GIVEN EXERCISE — Copy every line of the data below word for word, but leave out the pictures.

[Items listed in a dataset]
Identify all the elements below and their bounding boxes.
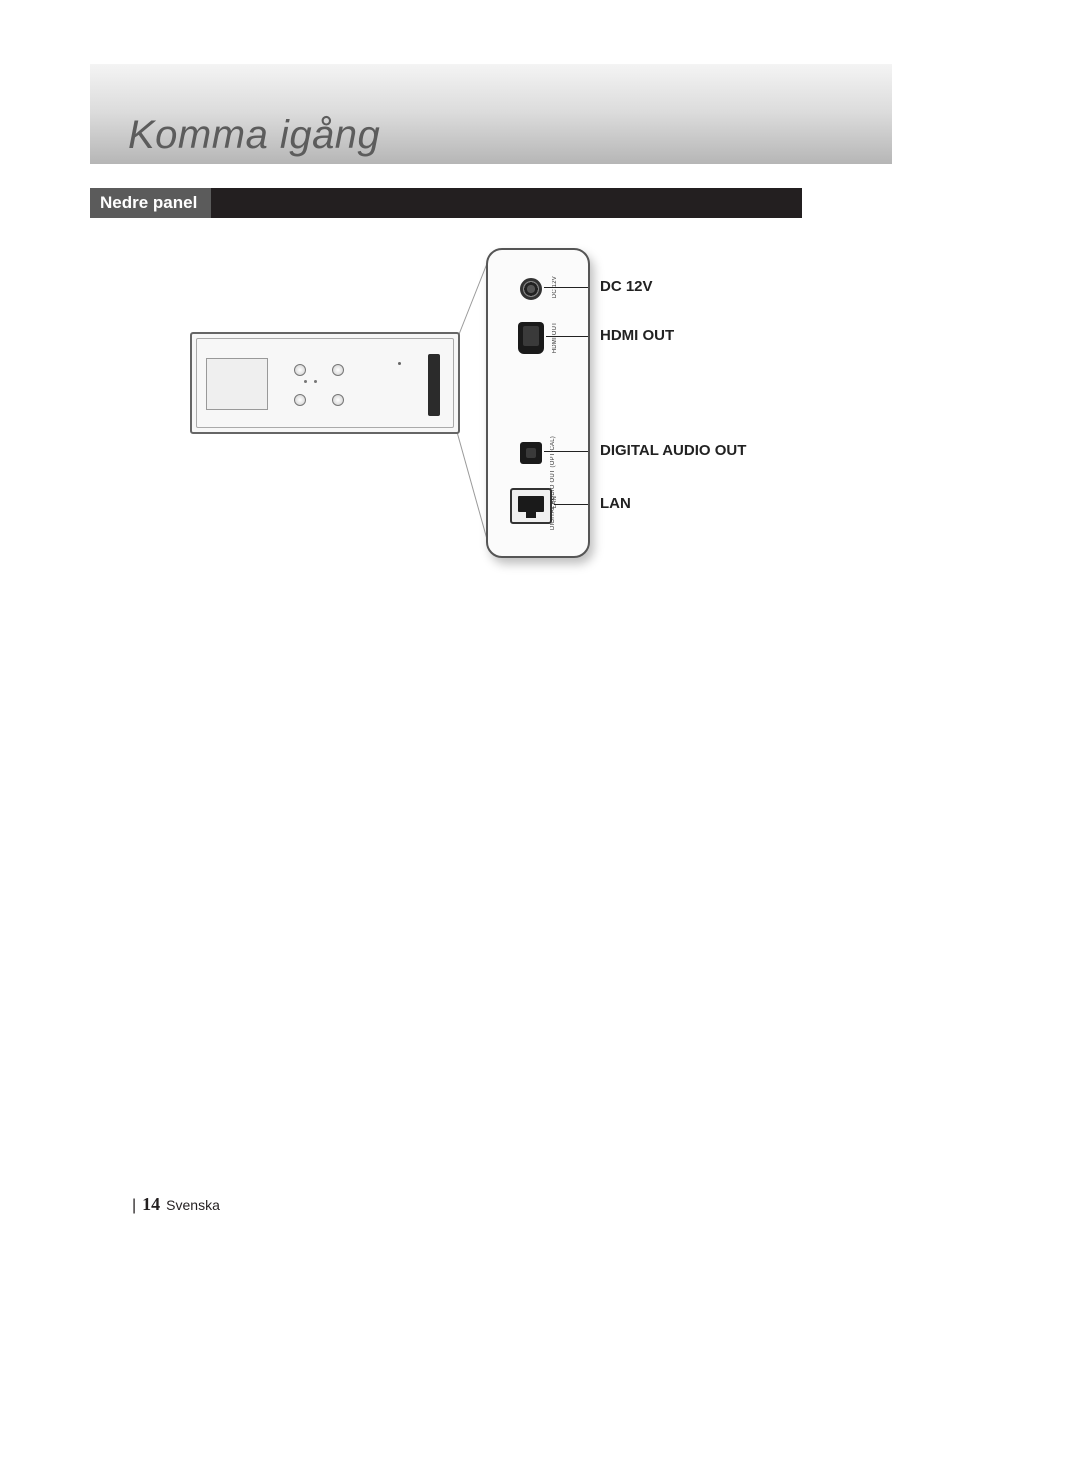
page-number: 14 [142, 1194, 160, 1215]
diagram: DC 12V HDMI OUT DIGITAL AUDIO OUT (OPTIC… [90, 248, 892, 628]
callout-optical: DIGITAL AUDIO OUT [600, 442, 746, 459]
page-footer: | 14 Svenska [132, 1194, 220, 1215]
screw-icon [294, 394, 306, 406]
callout-dc: DC 12V [600, 278, 653, 295]
screw-icon [294, 364, 306, 376]
pinhole [398, 362, 401, 365]
leader-line [554, 504, 588, 505]
lan-port-icon [510, 488, 552, 524]
screw-icon [332, 394, 344, 406]
section-bar-inner: Nedre panel [90, 188, 211, 218]
port-strip [428, 354, 440, 416]
leader-line [544, 451, 588, 452]
section-title: Nedre panel [100, 193, 197, 213]
footer-language: Svenska [166, 1197, 220, 1213]
section-bar: Nedre panel [90, 188, 802, 218]
callout-lan: LAN [600, 495, 631, 512]
leader-line [544, 287, 588, 288]
port-panel: DC 12V HDMI OUT DIGITAL AUDIO OUT (OPTIC… [486, 248, 590, 558]
dc-jack-icon [520, 278, 542, 300]
indicator-dots [304, 380, 307, 383]
footer-divider: | [132, 1197, 136, 1215]
leader-line [546, 336, 588, 337]
optical-port-icon [520, 442, 542, 464]
page-title: Komma igång [128, 113, 380, 158]
panel-label-hdmi: HDMI OUT [552, 322, 558, 353]
screw-icon [332, 364, 344, 376]
disc-slot-area [206, 358, 268, 410]
header-bar: Komma igång [90, 64, 892, 164]
page-content: Komma igång Nedre panel DC 12V H [90, 64, 892, 628]
hdmi-port-icon [518, 322, 544, 354]
device-bottom-view [190, 332, 460, 434]
panel-label-lan: LAN [552, 496, 558, 508]
callout-hdmi: HDMI OUT [600, 327, 674, 344]
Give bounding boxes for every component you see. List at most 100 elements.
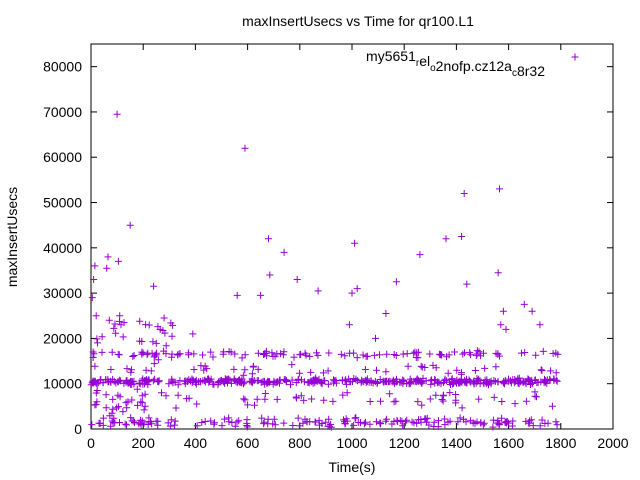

THE REPLY —
Identify all the elements below and their bounding boxes.
page-number: 14 [142, 1194, 160, 1215]
diagram: DC 12V HDMI OUT DIGITAL AUDIO OUT (OPTIC… [90, 248, 892, 628]
callout-optical: DIGITAL AUDIO OUT [600, 442, 746, 459]
page-footer: | 14 Svenska [132, 1194, 220, 1215]
screw-icon [294, 394, 306, 406]
callout-dc: DC 12V [600, 278, 653, 295]
screw-icon [294, 364, 306, 376]
pinhole [398, 362, 401, 365]
leader-line [554, 504, 588, 505]
lan-port-icon [510, 488, 552, 524]
screw-icon [332, 394, 344, 406]
section-bar-inner: Nedre panel [90, 188, 211, 218]
port-strip [428, 354, 440, 416]
leader-line [544, 451, 588, 452]
section-title: Nedre panel [100, 193, 197, 213]
footer-language: Svenska [166, 1197, 220, 1213]
section-bar: Nedre panel [90, 188, 802, 218]
callout-lan: LAN [600, 495, 631, 512]
leader-line [544, 287, 588, 288]
port-panel: DC 12V HDMI OUT DIGITAL AUDIO OUT (OPTIC… [486, 248, 590, 558]
dc-jack-icon [520, 278, 542, 300]
indicator-dots [304, 380, 307, 383]
footer-divider: | [132, 1197, 136, 1215]
leader-line [546, 336, 588, 337]
optical-port-icon [520, 442, 542, 464]
page-title: Komma igång [128, 113, 380, 158]
panel-label-hdmi: HDMI OUT [552, 322, 558, 353]
screw-icon [332, 364, 344, 376]
disc-slot-area [206, 358, 268, 410]
header-bar: Komma igång [90, 64, 892, 164]
page-content: Komma igång Nedre panel DC 12V H [90, 64, 892, 628]
hdmi-port-icon [518, 322, 544, 354]
device-bottom-view [190, 332, 460, 434]
panel-label-lan: LAN [552, 496, 558, 508]
callout-hdmi: HDMI OUT [600, 327, 674, 344]
Give bounding boxes for every component you see. List at most 100 elements.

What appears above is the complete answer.